■ Source material:

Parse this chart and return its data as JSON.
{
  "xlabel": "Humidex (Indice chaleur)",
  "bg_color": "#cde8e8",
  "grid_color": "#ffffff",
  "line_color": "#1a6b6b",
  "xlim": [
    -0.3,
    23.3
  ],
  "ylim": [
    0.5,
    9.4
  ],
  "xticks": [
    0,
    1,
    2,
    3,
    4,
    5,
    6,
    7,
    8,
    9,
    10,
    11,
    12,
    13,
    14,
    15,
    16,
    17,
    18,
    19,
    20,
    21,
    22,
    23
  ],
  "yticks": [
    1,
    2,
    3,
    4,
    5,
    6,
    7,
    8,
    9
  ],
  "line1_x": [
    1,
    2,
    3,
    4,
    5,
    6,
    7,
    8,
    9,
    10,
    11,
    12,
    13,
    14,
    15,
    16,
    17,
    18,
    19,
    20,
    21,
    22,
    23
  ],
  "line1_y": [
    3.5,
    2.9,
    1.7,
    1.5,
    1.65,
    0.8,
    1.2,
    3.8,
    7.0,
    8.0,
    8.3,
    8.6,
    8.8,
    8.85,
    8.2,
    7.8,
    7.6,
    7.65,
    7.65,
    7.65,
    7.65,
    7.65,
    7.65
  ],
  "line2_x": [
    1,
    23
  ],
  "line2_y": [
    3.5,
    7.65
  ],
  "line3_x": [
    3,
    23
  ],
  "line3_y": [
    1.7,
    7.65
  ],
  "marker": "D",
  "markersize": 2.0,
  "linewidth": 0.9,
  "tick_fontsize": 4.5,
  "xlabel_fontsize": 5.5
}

■ Job:
Return all of the data precisely as it appears.

■ Exercise output:
Parse this chart and return its data as JSON.
{
  "xlabel": "Humidex (Indice chaleur)",
  "bg_color": "#cde8e8",
  "grid_color": "#ffffff",
  "line_color": "#1a6b6b",
  "xlim": [
    -0.3,
    23.3
  ],
  "ylim": [
    0.5,
    9.4
  ],
  "xticks": [
    0,
    1,
    2,
    3,
    4,
    5,
    6,
    7,
    8,
    9,
    10,
    11,
    12,
    13,
    14,
    15,
    16,
    17,
    18,
    19,
    20,
    21,
    22,
    23
  ],
  "yticks": [
    1,
    2,
    3,
    4,
    5,
    6,
    7,
    8,
    9
  ],
  "line1_x": [
    1,
    2,
    3,
    4,
    5,
    6,
    7,
    8,
    9,
    10,
    11,
    12,
    13,
    14,
    15,
    16,
    17,
    18,
    19,
    20,
    21,
    22,
    23
  ],
  "line1_y": [
    3.5,
    2.9,
    1.7,
    1.5,
    1.65,
    0.8,
    1.2,
    3.8,
    7.0,
    8.0,
    8.3,
    8.6,
    8.8,
    8.85,
    8.2,
    7.8,
    7.6,
    7.65,
    7.65,
    7.65,
    7.65,
    7.65,
    7.65
  ],
  "line2_x": [
    1,
    23
  ],
  "line2_y": [
    3.5,
    7.65
  ],
  "line3_x": [
    3,
    23
  ],
  "line3_y": [
    1.7,
    7.65
  ],
  "marker": "D",
  "markersize": 2.0,
  "linewidth": 0.9,
  "tick_fontsize": 4.5,
  "xlabel_fontsize": 5.5
}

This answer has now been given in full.